◆ **Records shown**:
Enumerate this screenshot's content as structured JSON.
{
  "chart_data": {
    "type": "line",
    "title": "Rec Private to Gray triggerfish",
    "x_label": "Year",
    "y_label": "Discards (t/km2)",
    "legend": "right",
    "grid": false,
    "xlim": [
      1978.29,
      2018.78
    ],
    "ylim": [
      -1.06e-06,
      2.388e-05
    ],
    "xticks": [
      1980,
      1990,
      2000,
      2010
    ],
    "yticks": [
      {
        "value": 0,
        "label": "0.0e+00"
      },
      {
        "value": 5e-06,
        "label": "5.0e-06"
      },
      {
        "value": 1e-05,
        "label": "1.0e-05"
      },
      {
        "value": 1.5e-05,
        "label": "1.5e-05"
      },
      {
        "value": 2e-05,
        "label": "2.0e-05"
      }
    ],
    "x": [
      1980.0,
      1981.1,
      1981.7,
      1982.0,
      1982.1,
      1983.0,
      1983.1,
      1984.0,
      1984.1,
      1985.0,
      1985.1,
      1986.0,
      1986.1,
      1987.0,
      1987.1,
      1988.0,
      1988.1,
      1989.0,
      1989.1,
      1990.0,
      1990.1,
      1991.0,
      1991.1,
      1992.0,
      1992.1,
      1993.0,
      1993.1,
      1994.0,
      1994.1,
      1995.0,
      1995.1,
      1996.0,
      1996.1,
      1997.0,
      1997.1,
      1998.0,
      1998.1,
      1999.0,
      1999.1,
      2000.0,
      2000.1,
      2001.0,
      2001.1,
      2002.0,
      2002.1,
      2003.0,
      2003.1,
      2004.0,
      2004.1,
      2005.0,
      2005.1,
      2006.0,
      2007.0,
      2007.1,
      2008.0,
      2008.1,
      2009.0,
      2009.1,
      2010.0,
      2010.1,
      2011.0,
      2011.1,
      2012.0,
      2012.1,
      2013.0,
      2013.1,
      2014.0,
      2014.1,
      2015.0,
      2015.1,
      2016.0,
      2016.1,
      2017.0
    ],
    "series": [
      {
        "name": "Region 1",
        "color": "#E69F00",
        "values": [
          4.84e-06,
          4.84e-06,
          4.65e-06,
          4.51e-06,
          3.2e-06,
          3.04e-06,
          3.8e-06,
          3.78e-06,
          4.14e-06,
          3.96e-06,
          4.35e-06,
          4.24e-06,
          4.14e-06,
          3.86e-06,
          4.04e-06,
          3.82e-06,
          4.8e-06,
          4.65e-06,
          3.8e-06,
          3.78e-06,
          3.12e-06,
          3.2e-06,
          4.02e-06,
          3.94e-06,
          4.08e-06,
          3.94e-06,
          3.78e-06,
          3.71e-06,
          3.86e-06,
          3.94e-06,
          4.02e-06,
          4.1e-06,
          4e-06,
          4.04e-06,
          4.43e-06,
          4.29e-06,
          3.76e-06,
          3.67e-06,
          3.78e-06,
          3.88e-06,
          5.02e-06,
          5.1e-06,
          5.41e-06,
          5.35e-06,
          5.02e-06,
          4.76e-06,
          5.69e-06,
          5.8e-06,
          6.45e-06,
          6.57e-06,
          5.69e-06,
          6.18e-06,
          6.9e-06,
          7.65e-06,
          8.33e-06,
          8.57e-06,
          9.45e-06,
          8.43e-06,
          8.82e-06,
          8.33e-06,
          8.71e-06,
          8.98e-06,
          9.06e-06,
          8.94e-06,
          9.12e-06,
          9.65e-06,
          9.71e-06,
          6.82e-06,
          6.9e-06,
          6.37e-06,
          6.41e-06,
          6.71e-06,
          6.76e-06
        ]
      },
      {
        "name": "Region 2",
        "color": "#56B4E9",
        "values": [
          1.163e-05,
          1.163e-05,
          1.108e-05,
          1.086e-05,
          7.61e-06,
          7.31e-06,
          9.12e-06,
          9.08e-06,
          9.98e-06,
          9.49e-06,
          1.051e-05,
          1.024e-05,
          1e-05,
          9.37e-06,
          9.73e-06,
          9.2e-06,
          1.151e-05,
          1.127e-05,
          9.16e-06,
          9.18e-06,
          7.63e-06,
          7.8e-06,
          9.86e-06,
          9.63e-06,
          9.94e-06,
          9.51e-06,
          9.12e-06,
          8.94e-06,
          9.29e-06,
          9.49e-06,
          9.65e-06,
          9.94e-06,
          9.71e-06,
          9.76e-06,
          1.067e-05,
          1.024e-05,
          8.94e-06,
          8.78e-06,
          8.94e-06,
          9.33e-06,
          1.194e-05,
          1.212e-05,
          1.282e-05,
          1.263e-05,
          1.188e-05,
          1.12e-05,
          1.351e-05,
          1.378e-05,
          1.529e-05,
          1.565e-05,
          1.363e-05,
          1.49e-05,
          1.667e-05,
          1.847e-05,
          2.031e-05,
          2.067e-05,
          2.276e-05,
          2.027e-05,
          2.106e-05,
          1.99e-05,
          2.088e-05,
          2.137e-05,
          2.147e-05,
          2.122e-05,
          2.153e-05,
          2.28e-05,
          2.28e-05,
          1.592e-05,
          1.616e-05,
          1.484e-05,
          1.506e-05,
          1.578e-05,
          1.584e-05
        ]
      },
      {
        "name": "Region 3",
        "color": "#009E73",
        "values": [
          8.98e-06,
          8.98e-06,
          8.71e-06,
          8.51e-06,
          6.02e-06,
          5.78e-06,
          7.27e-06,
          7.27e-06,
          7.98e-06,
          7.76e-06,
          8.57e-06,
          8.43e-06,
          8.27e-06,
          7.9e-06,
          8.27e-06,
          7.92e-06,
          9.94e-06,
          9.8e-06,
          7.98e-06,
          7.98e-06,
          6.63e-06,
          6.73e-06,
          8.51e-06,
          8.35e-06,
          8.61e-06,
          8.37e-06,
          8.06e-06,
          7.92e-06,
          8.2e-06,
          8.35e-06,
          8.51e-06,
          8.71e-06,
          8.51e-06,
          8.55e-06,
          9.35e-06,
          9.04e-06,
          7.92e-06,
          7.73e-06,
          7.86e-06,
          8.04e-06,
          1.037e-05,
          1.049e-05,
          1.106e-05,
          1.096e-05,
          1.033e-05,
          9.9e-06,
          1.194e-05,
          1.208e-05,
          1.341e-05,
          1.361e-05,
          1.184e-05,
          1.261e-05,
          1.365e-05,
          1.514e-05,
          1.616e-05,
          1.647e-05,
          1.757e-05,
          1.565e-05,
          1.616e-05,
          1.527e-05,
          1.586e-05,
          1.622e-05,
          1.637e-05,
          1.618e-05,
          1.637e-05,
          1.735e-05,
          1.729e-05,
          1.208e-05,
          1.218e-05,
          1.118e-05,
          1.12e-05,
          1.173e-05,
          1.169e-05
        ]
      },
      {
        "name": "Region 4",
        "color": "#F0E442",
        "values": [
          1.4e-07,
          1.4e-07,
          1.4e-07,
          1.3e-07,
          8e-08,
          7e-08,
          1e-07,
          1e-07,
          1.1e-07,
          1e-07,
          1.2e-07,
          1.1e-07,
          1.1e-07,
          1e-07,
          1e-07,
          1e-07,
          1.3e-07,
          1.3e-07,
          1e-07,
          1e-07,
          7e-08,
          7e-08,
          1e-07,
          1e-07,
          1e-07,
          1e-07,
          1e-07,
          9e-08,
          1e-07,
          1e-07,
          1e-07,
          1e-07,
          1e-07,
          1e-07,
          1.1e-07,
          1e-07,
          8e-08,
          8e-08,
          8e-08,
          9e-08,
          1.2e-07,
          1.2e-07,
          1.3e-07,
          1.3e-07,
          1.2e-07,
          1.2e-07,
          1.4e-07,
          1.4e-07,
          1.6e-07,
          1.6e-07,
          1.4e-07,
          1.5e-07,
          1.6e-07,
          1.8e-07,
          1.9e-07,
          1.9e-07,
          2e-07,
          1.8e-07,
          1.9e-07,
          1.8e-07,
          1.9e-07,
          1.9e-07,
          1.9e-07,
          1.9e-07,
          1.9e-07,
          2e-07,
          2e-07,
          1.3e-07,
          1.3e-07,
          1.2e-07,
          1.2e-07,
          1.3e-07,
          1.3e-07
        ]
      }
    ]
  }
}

◆ **Aim**: Filter the entries down to the lines containing "Region". Copy each of those lines.

◆ **Solution below**:
        "name": "Region 1",
        "name": "Region 2",
        "name": "Region 3",
        "name": "Region 4",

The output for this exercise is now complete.